-- GIVEN INSTRUCTION --
Carry none of the pictures over; set down the material below exactly.

-- RECORDS FOR THE EXERCISE --
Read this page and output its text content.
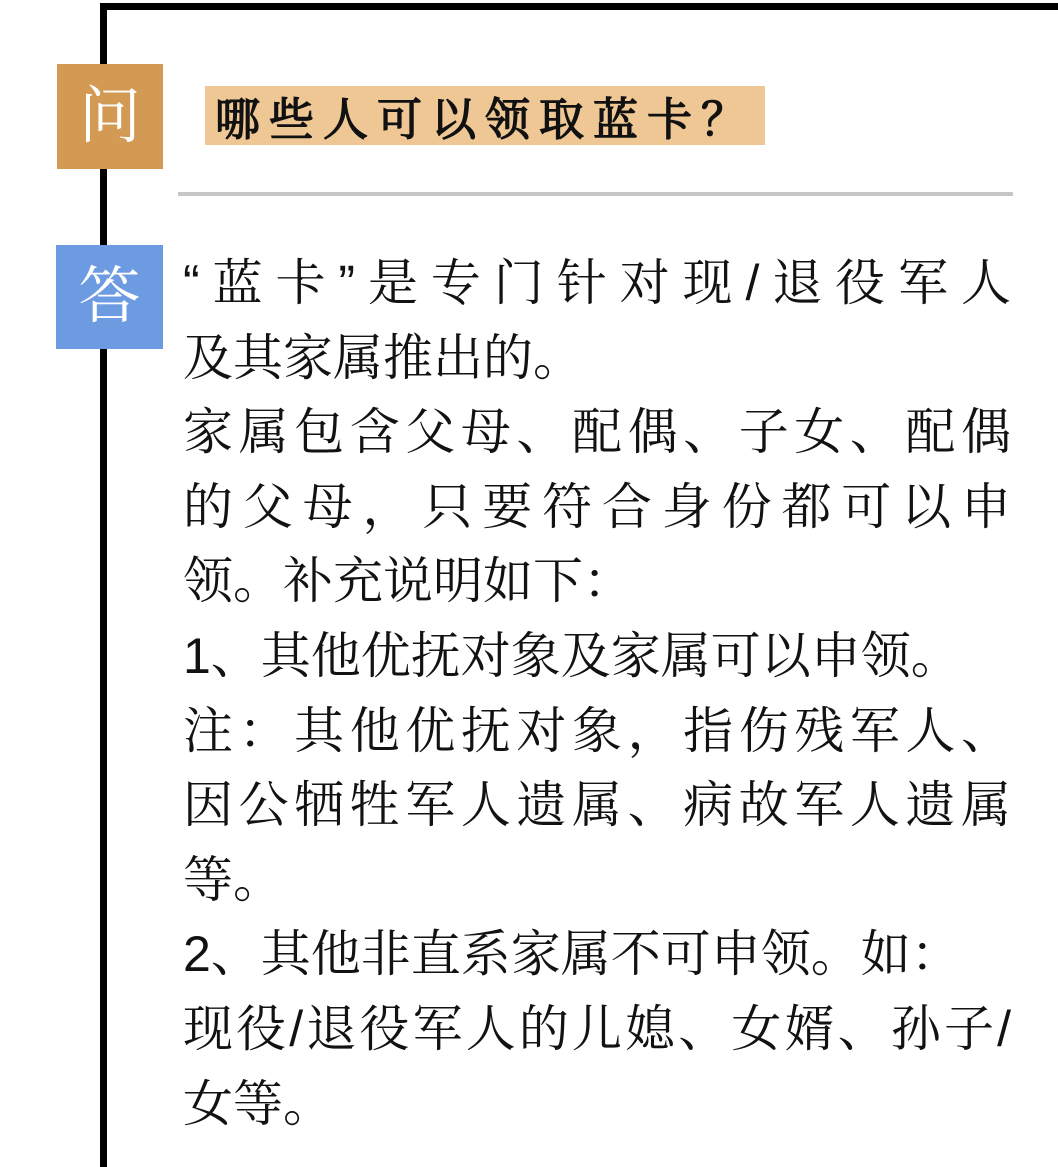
问 哪些人可以领取蓝卡？
答 “蓝卡”是专门针对现/退役军人
及其家属推出的。
家属包含父母、配偶、子女、配偶
的父母，只要符合身份都可以申
领。补充说明如下：
1、其他优抚对象及家属可以申领。
注：其他优抚对象，指伤残军人、
因公牺牲军人遗属、病故军人遗属
等。
2、其他非直系家属不可申领。如：
现役/退役军人的儿媳、女婿、孙子/
女等。
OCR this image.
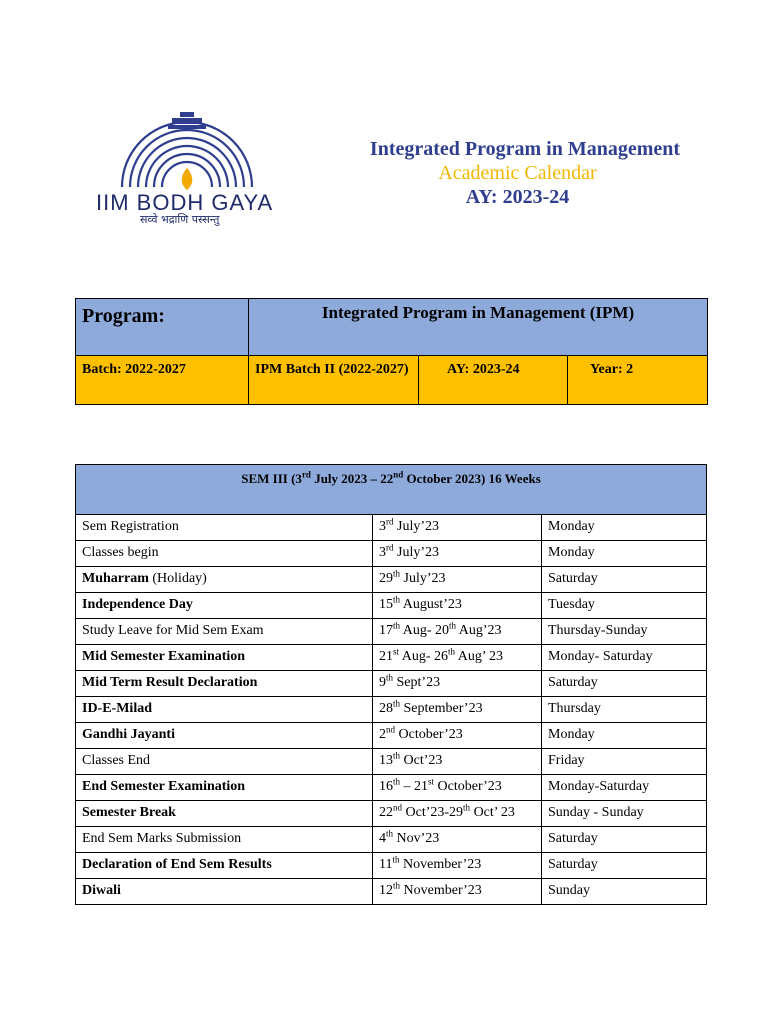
IIM BODH GAYA
सव्वे भद्राणि पस्सन्तु
Integrated Program in Management
Academic Calendar
AY: 2023-24
Program:	Integrated Program in Management (IPM)		
Batch: 2022-2027	IPM Batch II (2022-2027)	AY: 2023-24	Year: 2
SEM III (3rd July 2023 – 22nd October 2023) 16 Weeks		
Sem Registration	3rd July’23	Monday
Classes begin	3rd July’23	Monday
Muharram (Holiday)	29th July’23	Saturday
Independence Day	15th August’23	Tuesday
Study Leave for Mid Sem Exam	17th Aug- 20th Aug’23	Thursday-Sunday
Mid Semester Examination	21st Aug- 26th Aug’ 23	Monday- Saturday
Mid Term Result Declaration	9th Sept’23	Saturday
ID-E-Milad	28th September’23	Thursday
Gandhi Jayanti	2nd October’23	Monday
Classes End	13th Oct’23	Friday
End Semester Examination	16th – 21st October’23	Monday-Saturday
Semester Break	22nd Oct’23-29th Oct’ 23	Sunday - Sunday
End Sem Marks Submission	4th Nov’23	Saturday
Declaration of End Sem Results	11th November’23	Saturday
Diwali	12th November’23	Sunday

-- ANSWER TO THIS TASK --
Read this page and output its text content.
问 哪些人可以领取蓝卡？
答 “蓝卡”是专门针对现/退役军人
及其家属推出的。
家属包含父母、配偶、子女、配偶
的父母，只要符合身份都可以申
领。补充说明如下：
1、其他优抚对象及家属可以申领。
注：其他优抚对象，指伤残军人、
因公牺牲军人遗属、病故军人遗属
等。
2、其他非直系家属不可申领。如：
现役/退役军人的儿媳、女婿、孙子/
女等。
OCR this image.
IIM BODH GAYA
सव्वे भद्राणि पस्सन्तु
Integrated Program in Management
Academic Calendar
AY: 2023-24
Program:	Integrated Program in Management (IPM)		
Batch: 2022-2027	IPM Batch II (2022-2027)	AY: 2023-24	Year: 2
SEM III (3rd July 2023 – 22nd October 2023) 16 Weeks		
Sem Registration	3rd July’23	Monday
Classes begin	3rd July’23	Monday
Muharram (Holiday)	29th July’23	Saturday
Independence Day	15th August’23	Tuesday
Study Leave for Mid Sem Exam	17th Aug- 20th Aug’23	Thursday-Sunday
Mid Semester Examination	21st Aug- 26th Aug’ 23	Monday- Saturday
Mid Term Result Declaration	9th Sept’23	Saturday
ID-E-Milad	28th September’23	Thursday
Gandhi Jayanti	2nd October’23	Monday
Classes End	13th Oct’23	Friday
End Semester Examination	16th – 21st October’23	Monday-Saturday
Semester Break	22nd Oct’23-29th Oct’ 23	Sunday - Sunday
End Sem Marks Submission	4th Nov’23	Saturday
Declaration of End Sem Results	11th November’23	Saturday
Diwali	12th November’23	Sunday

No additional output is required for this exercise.